Search the records for "move" and copy each line that holds it.
-- start Records supplied --
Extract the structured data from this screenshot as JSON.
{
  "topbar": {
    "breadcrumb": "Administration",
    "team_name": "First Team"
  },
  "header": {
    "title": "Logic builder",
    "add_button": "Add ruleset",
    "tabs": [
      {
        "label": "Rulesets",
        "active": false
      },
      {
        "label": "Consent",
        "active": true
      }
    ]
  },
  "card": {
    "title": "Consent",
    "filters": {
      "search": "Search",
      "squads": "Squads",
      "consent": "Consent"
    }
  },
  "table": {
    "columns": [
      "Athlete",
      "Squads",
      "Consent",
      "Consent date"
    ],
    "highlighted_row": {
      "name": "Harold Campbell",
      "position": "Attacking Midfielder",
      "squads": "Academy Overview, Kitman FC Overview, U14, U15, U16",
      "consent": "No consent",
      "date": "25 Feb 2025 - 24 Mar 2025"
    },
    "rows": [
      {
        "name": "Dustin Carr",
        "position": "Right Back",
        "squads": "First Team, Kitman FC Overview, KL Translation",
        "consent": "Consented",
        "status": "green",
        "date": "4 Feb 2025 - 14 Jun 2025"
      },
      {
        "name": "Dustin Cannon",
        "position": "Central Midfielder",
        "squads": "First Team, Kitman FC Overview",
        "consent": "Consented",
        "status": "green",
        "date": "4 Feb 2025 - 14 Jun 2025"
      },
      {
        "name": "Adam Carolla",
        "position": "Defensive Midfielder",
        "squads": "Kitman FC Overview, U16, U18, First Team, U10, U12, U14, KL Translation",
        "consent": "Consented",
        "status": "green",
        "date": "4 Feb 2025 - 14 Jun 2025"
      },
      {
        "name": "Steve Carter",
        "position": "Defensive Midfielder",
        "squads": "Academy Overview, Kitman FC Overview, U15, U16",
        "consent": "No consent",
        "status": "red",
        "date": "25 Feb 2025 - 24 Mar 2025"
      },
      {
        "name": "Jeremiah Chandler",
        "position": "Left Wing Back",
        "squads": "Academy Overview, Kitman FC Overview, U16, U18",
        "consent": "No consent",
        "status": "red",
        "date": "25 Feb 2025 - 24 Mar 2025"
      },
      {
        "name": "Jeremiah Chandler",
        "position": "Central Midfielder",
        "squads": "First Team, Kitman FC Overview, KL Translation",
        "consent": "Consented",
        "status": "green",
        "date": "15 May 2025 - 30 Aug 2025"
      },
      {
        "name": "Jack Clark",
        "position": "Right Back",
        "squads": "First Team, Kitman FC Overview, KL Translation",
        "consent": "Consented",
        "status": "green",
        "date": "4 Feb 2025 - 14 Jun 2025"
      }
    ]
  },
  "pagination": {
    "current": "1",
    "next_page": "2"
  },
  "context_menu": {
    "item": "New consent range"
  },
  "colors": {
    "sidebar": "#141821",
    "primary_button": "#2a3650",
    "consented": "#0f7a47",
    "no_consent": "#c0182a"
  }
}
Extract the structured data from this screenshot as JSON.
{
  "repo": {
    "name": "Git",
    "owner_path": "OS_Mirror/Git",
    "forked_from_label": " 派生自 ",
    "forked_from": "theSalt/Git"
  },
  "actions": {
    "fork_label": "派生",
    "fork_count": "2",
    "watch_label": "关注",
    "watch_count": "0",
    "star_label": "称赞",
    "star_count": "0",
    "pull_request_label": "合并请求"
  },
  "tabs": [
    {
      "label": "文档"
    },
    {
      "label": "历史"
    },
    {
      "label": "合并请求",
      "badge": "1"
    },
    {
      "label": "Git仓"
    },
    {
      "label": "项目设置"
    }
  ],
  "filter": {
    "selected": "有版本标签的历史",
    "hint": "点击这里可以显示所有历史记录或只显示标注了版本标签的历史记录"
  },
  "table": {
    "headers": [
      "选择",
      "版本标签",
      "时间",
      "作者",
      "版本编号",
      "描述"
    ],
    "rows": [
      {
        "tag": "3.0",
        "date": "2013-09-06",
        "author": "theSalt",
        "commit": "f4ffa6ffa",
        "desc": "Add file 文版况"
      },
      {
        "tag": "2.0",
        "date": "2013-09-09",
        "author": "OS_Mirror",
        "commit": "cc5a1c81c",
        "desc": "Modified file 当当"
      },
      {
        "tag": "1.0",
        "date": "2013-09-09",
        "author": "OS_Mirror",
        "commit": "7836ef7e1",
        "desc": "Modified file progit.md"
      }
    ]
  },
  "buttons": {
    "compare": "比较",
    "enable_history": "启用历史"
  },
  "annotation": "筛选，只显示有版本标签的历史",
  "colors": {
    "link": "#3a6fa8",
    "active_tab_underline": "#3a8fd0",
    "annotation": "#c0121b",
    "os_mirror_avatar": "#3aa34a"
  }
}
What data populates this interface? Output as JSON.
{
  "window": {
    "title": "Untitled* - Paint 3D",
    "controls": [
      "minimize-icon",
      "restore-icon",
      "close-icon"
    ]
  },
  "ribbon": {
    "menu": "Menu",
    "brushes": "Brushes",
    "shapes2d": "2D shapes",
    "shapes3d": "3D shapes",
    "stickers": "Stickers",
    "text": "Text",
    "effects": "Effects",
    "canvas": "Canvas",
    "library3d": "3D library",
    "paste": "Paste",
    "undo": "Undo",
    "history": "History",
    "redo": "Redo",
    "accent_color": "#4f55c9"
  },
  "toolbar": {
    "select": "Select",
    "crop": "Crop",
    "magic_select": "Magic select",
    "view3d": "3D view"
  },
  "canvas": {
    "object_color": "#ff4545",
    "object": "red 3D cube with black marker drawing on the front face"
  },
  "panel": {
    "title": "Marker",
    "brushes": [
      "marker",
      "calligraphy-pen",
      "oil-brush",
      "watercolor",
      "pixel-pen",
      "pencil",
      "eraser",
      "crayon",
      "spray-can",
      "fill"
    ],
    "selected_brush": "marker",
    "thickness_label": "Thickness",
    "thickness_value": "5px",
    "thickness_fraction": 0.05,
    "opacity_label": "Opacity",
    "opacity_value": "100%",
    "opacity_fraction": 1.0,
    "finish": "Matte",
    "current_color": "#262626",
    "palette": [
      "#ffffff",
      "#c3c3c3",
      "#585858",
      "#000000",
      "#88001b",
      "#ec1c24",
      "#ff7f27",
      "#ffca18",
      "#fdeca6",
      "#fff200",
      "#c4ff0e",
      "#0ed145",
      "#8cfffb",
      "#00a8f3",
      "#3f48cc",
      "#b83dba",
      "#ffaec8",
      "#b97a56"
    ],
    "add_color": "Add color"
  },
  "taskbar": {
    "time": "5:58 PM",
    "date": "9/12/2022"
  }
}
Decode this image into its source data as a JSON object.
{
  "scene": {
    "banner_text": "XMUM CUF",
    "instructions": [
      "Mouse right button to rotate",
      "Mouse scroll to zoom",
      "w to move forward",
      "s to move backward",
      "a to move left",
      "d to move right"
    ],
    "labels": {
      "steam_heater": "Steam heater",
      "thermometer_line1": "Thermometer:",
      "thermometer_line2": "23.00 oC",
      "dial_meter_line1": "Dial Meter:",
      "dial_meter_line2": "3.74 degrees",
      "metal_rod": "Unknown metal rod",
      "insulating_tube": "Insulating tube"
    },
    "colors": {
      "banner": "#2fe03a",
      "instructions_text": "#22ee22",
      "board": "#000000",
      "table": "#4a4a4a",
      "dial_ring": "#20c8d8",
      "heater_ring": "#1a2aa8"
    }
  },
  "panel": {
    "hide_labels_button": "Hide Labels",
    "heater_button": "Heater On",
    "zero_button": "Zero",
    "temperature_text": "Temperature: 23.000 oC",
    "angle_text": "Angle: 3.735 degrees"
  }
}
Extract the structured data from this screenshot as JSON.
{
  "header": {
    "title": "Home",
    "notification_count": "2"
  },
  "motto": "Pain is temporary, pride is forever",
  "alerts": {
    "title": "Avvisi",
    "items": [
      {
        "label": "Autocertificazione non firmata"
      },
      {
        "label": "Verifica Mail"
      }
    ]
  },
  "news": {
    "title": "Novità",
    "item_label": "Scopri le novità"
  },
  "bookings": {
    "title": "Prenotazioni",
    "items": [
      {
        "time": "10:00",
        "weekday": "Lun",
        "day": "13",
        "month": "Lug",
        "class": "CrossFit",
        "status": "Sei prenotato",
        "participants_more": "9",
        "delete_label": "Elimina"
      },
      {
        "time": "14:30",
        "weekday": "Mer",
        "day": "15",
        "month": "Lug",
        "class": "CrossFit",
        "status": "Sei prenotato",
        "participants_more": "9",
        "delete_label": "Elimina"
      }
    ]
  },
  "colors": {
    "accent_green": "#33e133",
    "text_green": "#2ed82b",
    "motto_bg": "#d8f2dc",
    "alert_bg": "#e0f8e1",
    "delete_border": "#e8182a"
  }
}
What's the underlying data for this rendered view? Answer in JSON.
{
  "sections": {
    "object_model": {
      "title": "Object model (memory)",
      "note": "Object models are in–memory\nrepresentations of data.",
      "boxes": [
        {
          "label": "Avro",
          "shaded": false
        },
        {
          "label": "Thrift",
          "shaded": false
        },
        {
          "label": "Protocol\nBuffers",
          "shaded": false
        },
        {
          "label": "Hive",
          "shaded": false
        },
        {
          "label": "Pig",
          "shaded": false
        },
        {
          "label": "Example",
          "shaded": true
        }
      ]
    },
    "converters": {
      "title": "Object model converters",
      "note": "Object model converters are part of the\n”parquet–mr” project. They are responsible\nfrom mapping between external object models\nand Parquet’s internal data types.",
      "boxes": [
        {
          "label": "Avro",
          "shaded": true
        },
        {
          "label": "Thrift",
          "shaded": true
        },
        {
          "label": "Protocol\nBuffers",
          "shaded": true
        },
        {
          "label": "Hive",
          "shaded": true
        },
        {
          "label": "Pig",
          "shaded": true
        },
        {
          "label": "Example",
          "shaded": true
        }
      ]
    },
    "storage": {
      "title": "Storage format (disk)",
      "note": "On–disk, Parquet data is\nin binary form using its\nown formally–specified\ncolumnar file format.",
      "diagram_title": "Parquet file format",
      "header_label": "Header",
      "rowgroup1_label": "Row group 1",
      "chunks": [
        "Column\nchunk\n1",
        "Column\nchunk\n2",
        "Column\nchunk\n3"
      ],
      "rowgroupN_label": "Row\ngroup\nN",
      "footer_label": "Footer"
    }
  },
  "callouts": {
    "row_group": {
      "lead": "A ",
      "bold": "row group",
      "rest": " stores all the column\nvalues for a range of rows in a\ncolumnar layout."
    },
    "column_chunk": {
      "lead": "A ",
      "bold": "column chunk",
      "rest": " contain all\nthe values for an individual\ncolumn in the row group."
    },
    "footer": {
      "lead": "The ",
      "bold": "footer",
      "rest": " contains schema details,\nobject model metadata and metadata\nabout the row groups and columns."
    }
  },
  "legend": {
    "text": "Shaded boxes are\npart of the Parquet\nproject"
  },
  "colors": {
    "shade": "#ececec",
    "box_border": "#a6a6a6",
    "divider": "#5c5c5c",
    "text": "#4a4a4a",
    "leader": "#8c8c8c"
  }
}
-- end Records supplied --
## Exercise solution
      "w to move forward",
      "s to move backward",
      "a to move left",
      "d to move right"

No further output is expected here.